To do:
Extract each record and reproduce it exactly.

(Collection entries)
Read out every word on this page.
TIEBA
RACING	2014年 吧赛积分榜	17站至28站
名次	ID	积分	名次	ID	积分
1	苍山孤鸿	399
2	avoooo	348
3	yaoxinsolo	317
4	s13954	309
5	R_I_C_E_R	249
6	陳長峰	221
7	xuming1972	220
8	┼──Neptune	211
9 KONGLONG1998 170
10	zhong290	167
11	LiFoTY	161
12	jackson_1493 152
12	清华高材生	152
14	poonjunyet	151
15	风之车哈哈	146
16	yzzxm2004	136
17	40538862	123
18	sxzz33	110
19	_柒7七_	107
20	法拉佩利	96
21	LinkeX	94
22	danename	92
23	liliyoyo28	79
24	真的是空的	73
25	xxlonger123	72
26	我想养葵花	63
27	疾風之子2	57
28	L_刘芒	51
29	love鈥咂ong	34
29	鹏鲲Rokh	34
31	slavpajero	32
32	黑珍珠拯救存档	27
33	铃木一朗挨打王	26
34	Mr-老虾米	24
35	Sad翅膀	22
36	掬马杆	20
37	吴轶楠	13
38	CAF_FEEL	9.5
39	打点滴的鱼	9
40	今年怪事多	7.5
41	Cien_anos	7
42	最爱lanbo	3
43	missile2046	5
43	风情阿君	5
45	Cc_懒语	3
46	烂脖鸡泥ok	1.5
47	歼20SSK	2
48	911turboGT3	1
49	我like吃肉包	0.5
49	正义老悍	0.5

Exercise output:
Read out every word on this page.
TIEBA
RACING	2014年 吧赛积分榜	17站至28站
名次	ID	积分	名次	ID	积分
1	苍山孤鸿	399
2	avoooo	348
3	yaoxinsolo	317
4	s13954	309
5	R_I_C_E_R	249
6	陳長峰	221
7	xuming1972	220
8	┼──Neptune	211
9 KONGLONG1998 170
10	zhong290	167
11	LiFoTY	161
12	jackson_1493 152
12	清华高材生	152
14	poonjunyet	151
15	风之车哈哈	146
16	yzzxm2004	136
17	40538862	123
18	sxzz33	110
19	_柒7七_	107
20	法拉佩利	96
21	LinkeX	94
22	danename	92
23	liliyoyo28	79
24	真的是空的	73
25	xxlonger123	72
26	我想养葵花	63
27	疾風之子2	57
28	L_刘芒	51
29	love鈥咂ong	34
29	鹏鲲Rokh	34
31	slavpajero	32
32	黑珍珠拯救存档	27
33	铃木一朗挨打王	26
34	Mr-老虾米	24
35	Sad翅膀	22
36	掬马杆	20
37	吴轶楠	13
38	CAF_FEEL	9.5
39	打点滴的鱼	9
40	今年怪事多	7.5
41	Cien_anos	7
42	最爱lanbo	3
43	missile2046	5
43	风情阿君	5
45	Cc_懒语	3
46	烂脖鸡泥ok	1.5
47	歼20SSK	2
48	911turboGT3	1
49	我like吃肉包	0.5
49	正义老悍	0.5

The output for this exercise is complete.